### Written task
Each line that contains the word "predicted" counts once; give the total for the records below and nothing else.
□ □ □
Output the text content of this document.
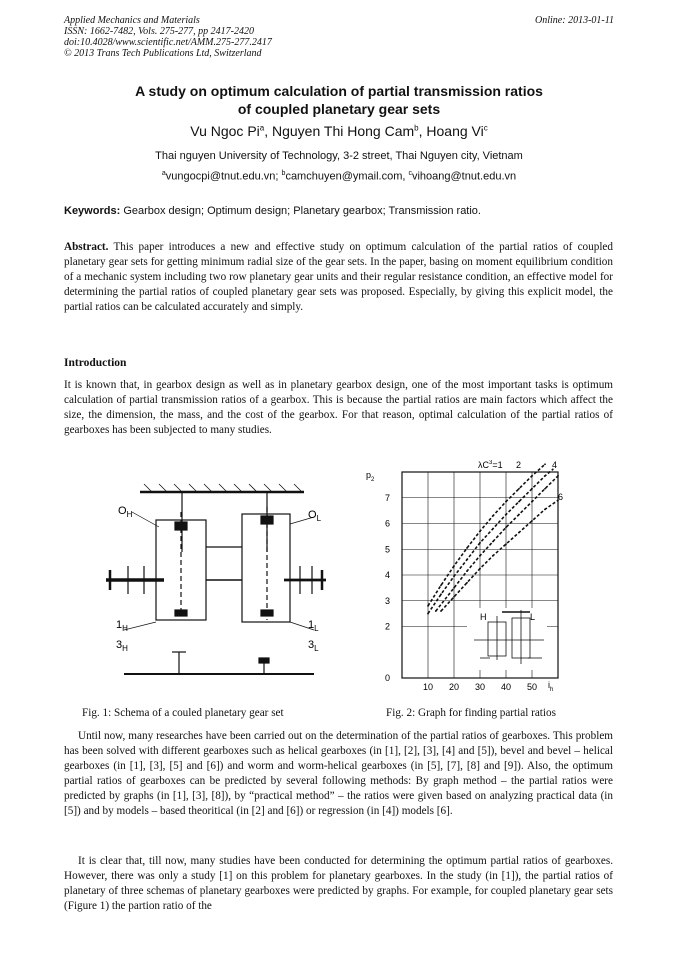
Applied Mechanics and Materials
ISSN: 1662-7482, Vols. 275-277, pp 2417-2420
doi:10.4028/www.scientific.net/AMM.275-277.2417
© 2013 Trans Tech Publications Ltd, Switzerland
Online: 2013-01-11
A study on optimum calculation of partial transmission ratios
of coupled planetary gear sets
Vu Ngoc Pi$^a$, Nguyen Thi Hong Cam$^b$, Hoang Vi$^c$
Thai nguyen University of Technology, 3-2 street, Thai Nguyen city, Vietnam
$^a$vungocpi@tnut.edu.vn; $^b$camchuyen@ymail.com, $^c$vihoang@tnut.edu.vn
Keywords: Gearbox design; Optimum design; Planetary gearbox; Transmission ratio.
Abstract. This paper introduces a new and effective study on optimum calculation of the partial ratios of coupled planetary gear sets for getting minimum radial size of the gear sets. In the paper, basing on moment equilibrium condition of a mechanic system including two row planetary gear units and their regular resistance condition, an effective model for determining the partial ratios of coupled planetary gear sets was proposed. Especially, by giving this explicit model, the partial ratios can be calculated accurately and simply.
Introduction
It is known that, in gearbox design as well as in planetary gearbox design, one of the most important tasks is optimum calculation of partial transmission ratios of a gearbox. This is because the partial ratios are main factors which affect the size, the dimension, the mass, and the cost of the gearbox. For that reason, optimal calculation of the partial ratios of gearboxes has been subjected to many studies.
$O_H$	$O_L$
$1_H$	$1_L$
$3_H$	$3_L$
10 20 30 40 50
0
2
3
4
5
6
7
2	4
6
$p_2$
$i_h$
$\lambda C^3=1$
H	L
Fig. 1: Schema of a couled planetary gear set	Fig. 2: Graph for finding partial ratios
Until now, many researches have been carried out on the determination of the partial ratios of gearboxes. This problem has been solved with different gearboxes such as helical gearboxes (in [1], [2], [3], [4] and [5]), bevel and bevel – helical gearboxes (in [1], [3], [5] and [6]) and worm and worm-helical gearboxes (in [5], [7], [8] and [9]). Also, the optimum partial ratios of gearboxes can be predicted by several following methods: By graph method – the partial ratios were predicted by graphs (in [1], [3], [8]), by “practical method” – the ratios were given based on analyzing practical data (in [5]) and by models – based theoritical (in [2] and [6]) or regression (in [4]) models [6].
It is clear that, till now, many studies have been conducted for determining the optimum partial ratios of gearboxes. However, there was only a study [1] on this problem for planetary gearboxes. In the study (in [1]), the partial ratios of planetary of three schemas of planetary gearboxes were predicted by graphs. For example, for coupled planetary gear sets (Figure 1) the partion ratio of the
□ □ □
### The reply
2